==== Text provided ====

A Fighting Chance

Rick Schroder's character takes a hell of a pounding in his new movie. In his role as the film's writer, director and producer, Schroder had to roll with the punches as well.

Black Cloud started to form four years ago when Schroder -- the kid from Silver Spoons, and now a Scottsdale resident -- read an article about a Navajo boxing coach in northern Arizona. A recovering alcoholic, the coach was steering boys and girls toward the ring -- and away from substance abuse and gang violence. After spinning the story into a script, Schroder faced getting his project financed. Though his 25-year acting résumé includes 40-some films and 200 TV episodes -- most recently, three seasons on NYPD Blue -- Schroder had no directorial experience, and Black Cloud was, by industry standards, "not commercial enough."

"My agents make more money off of me when I act than if I start a new career as a writer/director," Schroder explains, "so they've got a financial incentive to see me fail."

So Schroder took his cause across the country, showing his screenplay to more than 20 Native American tribal councils -- and was repeatedly turned away.

"It was a long time," he says, "probably about six months, before I got my first partner."

That partner -- a tribe in Oklahoma -- called Schroder and said, "'We read this script, and we like what it says about our Indian people.'"

"They like it because it's truthful," Schroder explains. "It doesn't portray Native people as the noble red man. And it doesn't portray them as degenerate alcoholics. It shows their people as they are today. That there's social problems, there are cultural problems . . . this story is universal."

Other tribes followed, getting on board -- and making history. "Multiple tribes had never come together to fund a film," Schroder says. "We have three tribal governments and about 10 individual Indian investors."

==== Data records ====

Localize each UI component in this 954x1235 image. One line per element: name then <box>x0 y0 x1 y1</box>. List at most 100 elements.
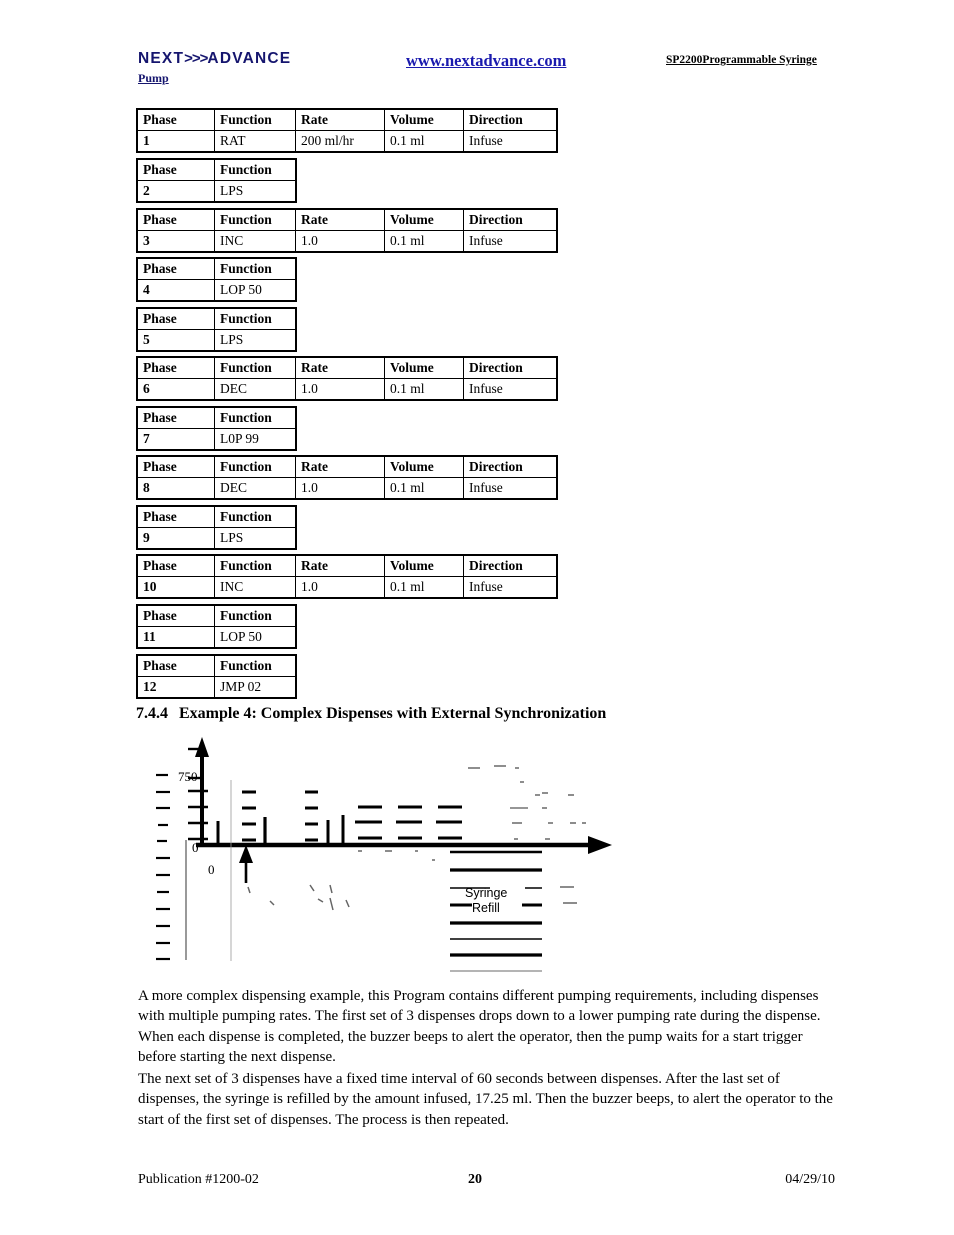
phase-table: Phase Function Rate Volume Direction 8 DEC 1.0 0… <box>136 455 558 500</box>
footer-publication: Publication #1200-02 <box>138 1172 259 1187</box>
cell-phase: 4 <box>136 279 215 302</box>
column-header-direction: Direction <box>463 455 558 478</box>
cell-function: LPS <box>214 180 297 203</box>
page-footer: Publication #1200-02 20 04/29/10 <box>138 1172 835 1192</box>
table-row: 1 RAT 200 ml/hr 0.1 ml Infuse <box>136 130 558 153</box>
column-header-phase: Phase <box>136 604 215 627</box>
cell-phase: 7 <box>136 428 215 451</box>
table-row: 3 INC 1.0 0.1 ml Infuse <box>136 230 558 253</box>
x-axis-arrow-icon <box>588 836 612 854</box>
phase-table: Phase Function 5 LPS <box>136 307 297 352</box>
column-header-function: Function <box>214 307 297 330</box>
column-header-phase: Phase <box>136 455 215 478</box>
table-header-row: Phase Function <box>136 406 297 429</box>
logo-subtitle: Pump <box>138 71 169 85</box>
cell-rate: 200 ml/hr <box>295 130 385 153</box>
column-header-phase: Phase <box>136 158 215 181</box>
column-header-rate: Rate <box>295 356 385 379</box>
dispense-pulses-set-1 <box>216 790 345 845</box>
logo-text-advance: ADVANCE <box>207 50 292 67</box>
cell-rate: 1.0 <box>295 230 385 253</box>
left-margin-dashes <box>156 773 170 961</box>
column-header-phase: Phase <box>136 108 215 131</box>
table-row: 8 DEC 1.0 0.1 ml Infuse <box>136 477 558 500</box>
cell-function: RAT <box>214 130 296 153</box>
document-page: NEXT>>>ADVANCE Pump www.nextadvance.com … <box>0 0 954 1235</box>
column-header-direction: Direction <box>463 356 558 379</box>
column-header-function: Function <box>214 554 296 577</box>
cell-phase: 9 <box>136 527 215 550</box>
logo-text-next: NEXT <box>138 50 185 67</box>
column-header-rate: Rate <box>295 108 385 131</box>
cell-function: LPS <box>214 329 297 352</box>
column-header-phase: Phase <box>136 208 215 231</box>
footer-page-number: 20 <box>468 1172 482 1187</box>
timing-diagram-figure: 750 0 0 Syringe Refill <box>150 735 670 980</box>
table-row: 11 LOP 50 <box>136 626 297 649</box>
cell-phase: 6 <box>136 378 215 401</box>
cell-function: L0P 99 <box>214 428 297 451</box>
column-header-rate: Rate <box>295 455 385 478</box>
cell-direction: Infuse <box>463 230 558 253</box>
cell-phase: 8 <box>136 477 215 500</box>
table-header-row: Phase Function <box>136 505 297 528</box>
table-header-row: Phase Function <box>136 257 297 280</box>
cell-direction: Infuse <box>463 378 558 401</box>
y-axis-top-label: 750 <box>178 769 198 784</box>
column-header-function: Function <box>214 208 296 231</box>
cell-phase: 5 <box>136 329 215 352</box>
cell-direction: Infuse <box>463 130 558 153</box>
cell-function: DEC <box>214 477 296 500</box>
column-header-function: Function <box>214 356 296 379</box>
page-header: NEXT>>>ADVANCE Pump www.nextadvance.com … <box>138 50 838 88</box>
column-header-volume: Volume <box>384 356 464 379</box>
cell-volume: 0.1 ml <box>384 576 464 599</box>
table-header-row: Phase Function Rate Volume Direction <box>136 108 558 131</box>
phase-table: Phase Function Rate Volume Direction 1 RAT 200 … <box>136 108 558 153</box>
table-header-row: Phase Function <box>136 158 297 181</box>
column-header-phase: Phase <box>136 257 215 280</box>
column-header-function: Function <box>214 158 297 181</box>
cell-rate: 1.0 <box>295 378 385 401</box>
table-row: 5 LPS <box>136 329 297 352</box>
column-header-function: Function <box>214 406 297 429</box>
section-number: 7.4.4 <box>136 705 168 722</box>
legend-label-refill: Refill <box>472 901 500 915</box>
column-header-function: Function <box>214 505 297 528</box>
column-header-function: Function <box>214 108 296 131</box>
table-row: 7 L0P 99 <box>136 428 297 451</box>
body-paragraph-1: A more complex dispensing example, this … <box>138 988 821 1066</box>
column-header-volume: Volume <box>384 108 464 131</box>
phase-table: Phase Function 7 L0P 99 <box>136 406 297 451</box>
section-title: Example 4: Complex Dispenses with Extern… <box>179 705 607 722</box>
phase-table: Phase Function Rate Volume Direction 10 INC 1.0… <box>136 554 558 599</box>
website-link[interactable]: www.nextadvance.com <box>406 51 566 71</box>
cell-function: DEC <box>214 378 296 401</box>
legend-label-syringe: Syringe <box>465 886 508 900</box>
column-header-function: Function <box>214 604 297 627</box>
cell-direction: Infuse <box>463 477 558 500</box>
cell-phase: 1 <box>136 130 215 153</box>
column-header-rate: Rate <box>295 554 385 577</box>
cell-function: LOP 50 <box>214 279 297 302</box>
phase-table: Phase Function 4 LOP 50 <box>136 257 297 302</box>
footer-date: 04/29/10 <box>785 1172 835 1187</box>
phase-table: Phase Function Rate Volume Direction 3 INC 1.0 0… <box>136 208 558 253</box>
column-header-volume: Volume <box>384 554 464 577</box>
table-header-row: Phase Function Rate Volume Direction <box>136 208 558 231</box>
cell-volume: 0.1 ml <box>384 378 464 401</box>
start-trigger-arrow-icon <box>239 845 253 883</box>
cell-phase: 3 <box>136 230 215 253</box>
column-header-direction: Direction <box>463 554 558 577</box>
table-row: 2 LPS <box>136 180 297 203</box>
column-header-function: Function <box>214 654 297 677</box>
table-header-row: Phase Function Rate Volume Direction <box>136 356 558 379</box>
cell-function: LPS <box>214 527 297 550</box>
y-axis-zero-label: 0 <box>192 840 199 855</box>
cell-function: INC <box>214 576 296 599</box>
column-header-direction: Direction <box>463 108 558 131</box>
cell-phase: 2 <box>136 180 215 203</box>
cell-direction: Infuse <box>463 576 558 599</box>
logo-chevrons-icon: >>> <box>184 50 208 67</box>
degraded-fragments-upper-right <box>468 765 553 840</box>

====

» Your tasks
1) Using the Black Cloud article, decide whether each statement agrees with it: (a) The Navajo boxing coach in the article Schroder read was a recovering alcoholic. (b) Schroder got his first partner within a month of starting to show the script. (c) Black Cloud was funded by a single tribe. Answer yes or no for each, and quote the deciding words.
2) Write the next part of the Black Cloud article, continuing from its final sentence.

» The responses
1)
(a) Yes: "A recovering alcoholic, the coach was steering boys and girls toward the ring"
(b) No: "probably about six months, before I got my first partner."
(c) No: "We have three tribal governments and about 10 individual Indian investors."

2)
Once Schroder had the money, he had no problem getting the names. He cast Russell Means -- star of Last of the Mohicans and, according to the L.A. Times, "the most famous American Indian since Sitting Bull and Crazy Horse" -- as the boxing coach. Schroder then recruited veteran boxing choreographer Jimmy Gambina, who trained Stallone for Rocky, De Niro for Raging Bull, and Jon Voight for The Champ -- which was 8-year-old Schroder's film debut.

Eddie Spears, a Lakota Sioux from South Dakota, plays the title character, a young boxer battling his own demons. Between the bouts come revelations. Angst. Substance abuse. And cue the journey of self-discovery.

"It is the new Rocky," Schroder says. "It is about the new underdog that overcomes."

Filmmakers, too, must overcome. When an actor froze, Schroder stepped in "two hours before the cameras rolled" to play a sleazy rodeo cowboy.

The crew shot for three weeks in Monument Valley and Canyon de Chelly -- sites sacred to the Navajo -- and at the National Golden Gloves Tourney in Vegas.

The movie debuted at this spring's Phoenix Film Festival, where it scored the audience choice award, as well as honors for cinematography and ensemble cast.

This Monday, September 27, the Valley's first world premiére promises to deliver some serious star power. "We're gonna throw a premiére like Arizona hasn't really had," Schroder says. The screening is open to VIPs only, but autograph seekers are welcome to watch the red carpet arrivals at Harkins Cine Capri, where the Hollywood-style hoopla is set to include a boxing ring, Native dancers and movie merchandise.

In addition to the film's stars -- including Schroder, Wayne Knight (Seinfeld's "Newman"), and country music stud Tim McGraw -- the guest list includes Kevin Costner, Jon Heder (Napoleon Dynamite himself), Mike Tyson, Oscar de la Hoya, Jenna Jameson, Wayne Gretzky, and Native American tribal leaders.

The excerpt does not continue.